*** Material supplied ***
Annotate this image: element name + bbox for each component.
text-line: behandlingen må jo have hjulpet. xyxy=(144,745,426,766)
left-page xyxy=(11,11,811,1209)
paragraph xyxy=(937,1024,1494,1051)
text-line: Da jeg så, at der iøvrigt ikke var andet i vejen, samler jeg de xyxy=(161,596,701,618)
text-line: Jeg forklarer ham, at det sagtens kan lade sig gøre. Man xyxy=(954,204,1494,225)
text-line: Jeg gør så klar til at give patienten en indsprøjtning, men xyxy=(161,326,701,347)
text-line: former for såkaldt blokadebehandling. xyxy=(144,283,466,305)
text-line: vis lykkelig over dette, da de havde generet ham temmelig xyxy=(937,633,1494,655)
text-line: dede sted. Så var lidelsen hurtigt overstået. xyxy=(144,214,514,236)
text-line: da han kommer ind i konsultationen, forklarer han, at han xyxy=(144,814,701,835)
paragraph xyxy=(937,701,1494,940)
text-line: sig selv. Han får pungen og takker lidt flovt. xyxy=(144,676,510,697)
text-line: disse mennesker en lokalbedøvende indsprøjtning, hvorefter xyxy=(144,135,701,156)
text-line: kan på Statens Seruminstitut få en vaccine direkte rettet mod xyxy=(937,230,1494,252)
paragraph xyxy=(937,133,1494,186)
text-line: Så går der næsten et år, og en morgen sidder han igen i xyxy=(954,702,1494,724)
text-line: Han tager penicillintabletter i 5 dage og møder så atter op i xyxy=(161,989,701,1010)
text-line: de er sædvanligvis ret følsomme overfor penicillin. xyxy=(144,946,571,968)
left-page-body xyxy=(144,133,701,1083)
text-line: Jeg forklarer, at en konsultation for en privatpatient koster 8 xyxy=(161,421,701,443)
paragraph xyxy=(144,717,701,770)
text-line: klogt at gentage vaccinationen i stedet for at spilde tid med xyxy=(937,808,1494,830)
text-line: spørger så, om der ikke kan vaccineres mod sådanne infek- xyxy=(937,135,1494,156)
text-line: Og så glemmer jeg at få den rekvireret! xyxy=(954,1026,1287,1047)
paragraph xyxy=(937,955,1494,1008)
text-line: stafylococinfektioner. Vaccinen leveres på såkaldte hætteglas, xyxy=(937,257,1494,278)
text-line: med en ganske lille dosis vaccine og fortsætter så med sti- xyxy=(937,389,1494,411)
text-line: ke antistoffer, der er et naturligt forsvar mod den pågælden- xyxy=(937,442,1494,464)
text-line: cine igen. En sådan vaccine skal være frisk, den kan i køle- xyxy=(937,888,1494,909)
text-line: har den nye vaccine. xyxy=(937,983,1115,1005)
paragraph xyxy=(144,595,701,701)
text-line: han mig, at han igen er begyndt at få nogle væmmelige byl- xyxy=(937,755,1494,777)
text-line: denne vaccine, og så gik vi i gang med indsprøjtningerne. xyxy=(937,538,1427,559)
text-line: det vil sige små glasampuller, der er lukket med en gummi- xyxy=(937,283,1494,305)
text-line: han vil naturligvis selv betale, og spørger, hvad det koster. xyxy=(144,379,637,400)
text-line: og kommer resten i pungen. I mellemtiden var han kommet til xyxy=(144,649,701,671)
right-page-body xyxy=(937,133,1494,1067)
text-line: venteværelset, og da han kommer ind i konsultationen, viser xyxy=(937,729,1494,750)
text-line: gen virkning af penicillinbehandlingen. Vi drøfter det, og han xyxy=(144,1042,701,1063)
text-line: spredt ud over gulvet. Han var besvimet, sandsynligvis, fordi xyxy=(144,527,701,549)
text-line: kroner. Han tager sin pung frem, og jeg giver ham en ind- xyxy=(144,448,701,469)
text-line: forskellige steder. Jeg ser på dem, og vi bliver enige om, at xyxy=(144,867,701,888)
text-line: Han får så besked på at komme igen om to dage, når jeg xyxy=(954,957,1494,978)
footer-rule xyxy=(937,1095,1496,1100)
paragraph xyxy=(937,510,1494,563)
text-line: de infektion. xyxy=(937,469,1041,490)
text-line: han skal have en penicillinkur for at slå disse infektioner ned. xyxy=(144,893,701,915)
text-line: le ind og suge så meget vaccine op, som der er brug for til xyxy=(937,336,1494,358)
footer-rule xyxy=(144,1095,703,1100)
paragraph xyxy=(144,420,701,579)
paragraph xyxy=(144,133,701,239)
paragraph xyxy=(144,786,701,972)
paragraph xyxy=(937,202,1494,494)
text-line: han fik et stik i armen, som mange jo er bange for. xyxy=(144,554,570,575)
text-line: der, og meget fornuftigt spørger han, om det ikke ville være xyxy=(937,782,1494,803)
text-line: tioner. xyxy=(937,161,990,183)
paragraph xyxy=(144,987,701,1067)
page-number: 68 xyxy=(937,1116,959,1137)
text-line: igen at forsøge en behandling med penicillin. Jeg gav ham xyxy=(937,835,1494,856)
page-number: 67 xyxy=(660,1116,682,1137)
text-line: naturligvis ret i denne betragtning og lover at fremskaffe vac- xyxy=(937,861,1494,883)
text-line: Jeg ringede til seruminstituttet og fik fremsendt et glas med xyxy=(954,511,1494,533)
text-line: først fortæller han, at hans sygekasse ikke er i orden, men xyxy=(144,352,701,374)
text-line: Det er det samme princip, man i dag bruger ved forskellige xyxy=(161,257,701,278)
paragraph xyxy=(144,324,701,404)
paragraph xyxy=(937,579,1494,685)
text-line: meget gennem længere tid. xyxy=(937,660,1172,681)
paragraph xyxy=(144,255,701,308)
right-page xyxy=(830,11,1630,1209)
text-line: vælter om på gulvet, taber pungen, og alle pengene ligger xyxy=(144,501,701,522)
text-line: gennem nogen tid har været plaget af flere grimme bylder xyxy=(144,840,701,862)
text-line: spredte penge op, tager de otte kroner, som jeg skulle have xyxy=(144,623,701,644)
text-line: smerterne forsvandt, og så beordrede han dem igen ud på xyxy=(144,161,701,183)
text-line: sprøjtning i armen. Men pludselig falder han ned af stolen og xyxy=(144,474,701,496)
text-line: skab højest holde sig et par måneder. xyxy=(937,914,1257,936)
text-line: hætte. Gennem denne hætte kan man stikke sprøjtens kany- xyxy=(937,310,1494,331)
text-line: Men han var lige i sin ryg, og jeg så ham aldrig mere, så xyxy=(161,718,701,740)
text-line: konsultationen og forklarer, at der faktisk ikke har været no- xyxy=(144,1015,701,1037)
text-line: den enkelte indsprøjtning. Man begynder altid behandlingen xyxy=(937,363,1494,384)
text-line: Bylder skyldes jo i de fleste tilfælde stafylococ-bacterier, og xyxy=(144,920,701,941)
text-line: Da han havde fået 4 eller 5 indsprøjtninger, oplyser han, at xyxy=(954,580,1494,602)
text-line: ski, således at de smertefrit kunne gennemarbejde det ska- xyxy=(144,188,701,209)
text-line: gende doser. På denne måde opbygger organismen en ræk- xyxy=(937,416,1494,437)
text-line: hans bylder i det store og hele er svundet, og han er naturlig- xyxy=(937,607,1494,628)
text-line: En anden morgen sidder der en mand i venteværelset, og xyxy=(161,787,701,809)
*** End of Material supplied ***
- **About this task**: Give the records again, exactly as they appear.

- **Reply**:
Annotate this image: element name + bbox for each component.
text-line: behandlingen må jo have hjulpet. xyxy=(144,745,426,766)
left-page xyxy=(11,11,811,1209)
paragraph xyxy=(937,1024,1494,1051)
text-line: Da jeg så, at der iøvrigt ikke var andet i vejen, samler jeg de xyxy=(161,596,701,618)
text-line: Jeg forklarer ham, at det sagtens kan lade sig gøre. Man xyxy=(954,204,1494,225)
text-line: Jeg gør så klar til at give patienten en indsprøjtning, men xyxy=(161,326,701,347)
text-line: former for såkaldt blokadebehandling. xyxy=(144,283,466,305)
text-line: vis lykkelig over dette, da de havde generet ham temmelig xyxy=(937,633,1494,655)
text-line: dede sted. Så var lidelsen hurtigt overstået. xyxy=(144,214,514,236)
text-line: da han kommer ind i konsultationen, forklarer han, at han xyxy=(144,814,701,835)
paragraph xyxy=(937,701,1494,940)
text-line: sig selv. Han får pungen og takker lidt flovt. xyxy=(144,676,510,697)
text-line: disse mennesker en lokalbedøvende indsprøjtning, hvorefter xyxy=(144,135,701,156)
text-line: kan på Statens Seruminstitut få en vaccine direkte rettet mod xyxy=(937,230,1494,252)
paragraph xyxy=(937,133,1494,186)
text-line: Så går der næsten et år, og en morgen sidder han igen i xyxy=(954,702,1494,724)
text-line: Han tager penicillintabletter i 5 dage og møder så atter op i xyxy=(161,989,701,1010)
text-line: de er sædvanligvis ret følsomme overfor penicillin. xyxy=(144,946,571,968)
left-page-body xyxy=(144,133,701,1083)
text-line: Jeg forklarer, at en konsultation for en privatpatient koster 8 xyxy=(161,421,701,443)
paragraph xyxy=(144,717,701,770)
text-line: klogt at gentage vaccinationen i stedet for at spilde tid med xyxy=(937,808,1494,830)
text-line: spørger så, om der ikke kan vaccineres mod sådanne infek- xyxy=(937,135,1494,156)
text-line: Og så glemmer jeg at få den rekvireret! xyxy=(954,1026,1287,1047)
paragraph xyxy=(937,955,1494,1008)
text-line: stafylococinfektioner. Vaccinen leveres på såkaldte hætteglas, xyxy=(937,257,1494,278)
text-line: med en ganske lille dosis vaccine og fortsætter så med sti- xyxy=(937,389,1494,411)
text-line: ke antistoffer, der er et naturligt forsvar mod den pågælden- xyxy=(937,442,1494,464)
text-line: cine igen. En sådan vaccine skal være frisk, den kan i køle- xyxy=(937,888,1494,909)
text-line: har den nye vaccine. xyxy=(937,983,1115,1005)
paragraph xyxy=(144,595,701,701)
text-line: han mig, at han igen er begyndt at få nogle væmmelige byl- xyxy=(937,755,1494,777)
text-line: denne vaccine, og så gik vi i gang med indsprøjtningerne. xyxy=(937,538,1427,559)
text-line: det vil sige små glasampuller, der er lukket med en gummi- xyxy=(937,283,1494,305)
text-line: han vil naturligvis selv betale, og spørger, hvad det koster. xyxy=(144,379,637,400)
text-line: og kommer resten i pungen. I mellemtiden var han kommet til xyxy=(144,649,701,671)
right-page-body xyxy=(937,133,1494,1067)
text-line: venteværelset, og da han kommer ind i konsultationen, viser xyxy=(937,729,1494,750)
text-line: gen virkning af penicillinbehandlingen. Vi drøfter det, og han xyxy=(144,1042,701,1063)
text-line: spredt ud over gulvet. Han var besvimet, sandsynligvis, fordi xyxy=(144,527,701,549)
text-line: kroner. Han tager sin pung frem, og jeg giver ham en ind- xyxy=(144,448,701,469)
text-line: forskellige steder. Jeg ser på dem, og vi bliver enige om, at xyxy=(144,867,701,888)
text-line: Han får så besked på at komme igen om to dage, når jeg xyxy=(954,957,1494,978)
footer-rule xyxy=(937,1095,1496,1100)
paragraph xyxy=(937,510,1494,563)
text-line: de infektion. xyxy=(937,469,1041,490)
text-line: han skal have en penicillinkur for at slå disse infektioner ned. xyxy=(144,893,701,915)
text-line: le ind og suge så meget vaccine op, som der er brug for til xyxy=(937,336,1494,358)
footer-rule xyxy=(144,1095,703,1100)
paragraph xyxy=(144,420,701,579)
paragraph xyxy=(144,133,701,239)
paragraph xyxy=(144,786,701,972)
paragraph xyxy=(937,202,1494,494)
text-line: han fik et stik i armen, som mange jo er bange for. xyxy=(144,554,570,575)
text-line: der, og meget fornuftigt spørger han, om det ikke ville være xyxy=(937,782,1494,803)
text-line: tioner. xyxy=(937,161,990,183)
paragraph xyxy=(144,987,701,1067)
page-number: 68 xyxy=(937,1116,959,1137)
text-line: igen at forsøge en behandling med penicillin. Jeg gav ham xyxy=(937,835,1494,856)
page-number: 67 xyxy=(660,1116,682,1137)
text-line: naturligvis ret i denne betragtning og lover at fremskaffe vac- xyxy=(937,861,1494,883)
text-line: Jeg ringede til seruminstituttet og fik fremsendt et glas med xyxy=(954,511,1494,533)
text-line: først fortæller han, at hans sygekasse ikke er i orden, men xyxy=(144,352,701,374)
text-line: Det er det samme princip, man i dag bruger ved forskellige xyxy=(161,257,701,278)
paragraph xyxy=(144,324,701,404)
paragraph xyxy=(937,579,1494,685)
text-line: meget gennem længere tid. xyxy=(937,660,1172,681)
paragraph xyxy=(144,255,701,308)
right-page xyxy=(830,11,1630,1209)
text-line: vælter om på gulvet, taber pungen, og alle pengene ligger xyxy=(144,501,701,522)
text-line: gennem nogen tid har været plaget af flere grimme bylder xyxy=(144,840,701,862)
text-line: spredte penge op, tager de otte kroner, som jeg skulle have xyxy=(144,623,701,644)
text-line: smerterne forsvandt, og så beordrede han dem igen ud på xyxy=(144,161,701,183)
text-line: sprøjtning i armen. Men pludselig falder han ned af stolen og xyxy=(144,474,701,496)
text-line: skab højest holde sig et par måneder. xyxy=(937,914,1257,936)
text-line: hætte. Gennem denne hætte kan man stikke sprøjtens kany- xyxy=(937,310,1494,331)
text-line: Men han var lige i sin ryg, og jeg så ham aldrig mere, så xyxy=(161,718,701,740)
text-line: konsultationen og forklarer, at der faktisk ikke har været no- xyxy=(144,1015,701,1037)
text-line: den enkelte indsprøjtning. Man begynder altid behandlingen xyxy=(937,363,1494,384)
text-line: Bylder skyldes jo i de fleste tilfælde stafylococ-bacterier, og xyxy=(144,920,701,941)
text-line: Da han havde fået 4 eller 5 indsprøjtninger, oplyser han, at xyxy=(954,580,1494,602)
text-line: ski, således at de smertefrit kunne gennemarbejde det ska- xyxy=(144,188,701,209)
text-line: gende doser. På denne måde opbygger organismen en ræk- xyxy=(937,416,1494,437)
text-line: hans bylder i det store og hele er svundet, og han er naturlig- xyxy=(937,607,1494,628)
text-line: En anden morgen sidder der en mand i venteværelset, og xyxy=(161,787,701,809)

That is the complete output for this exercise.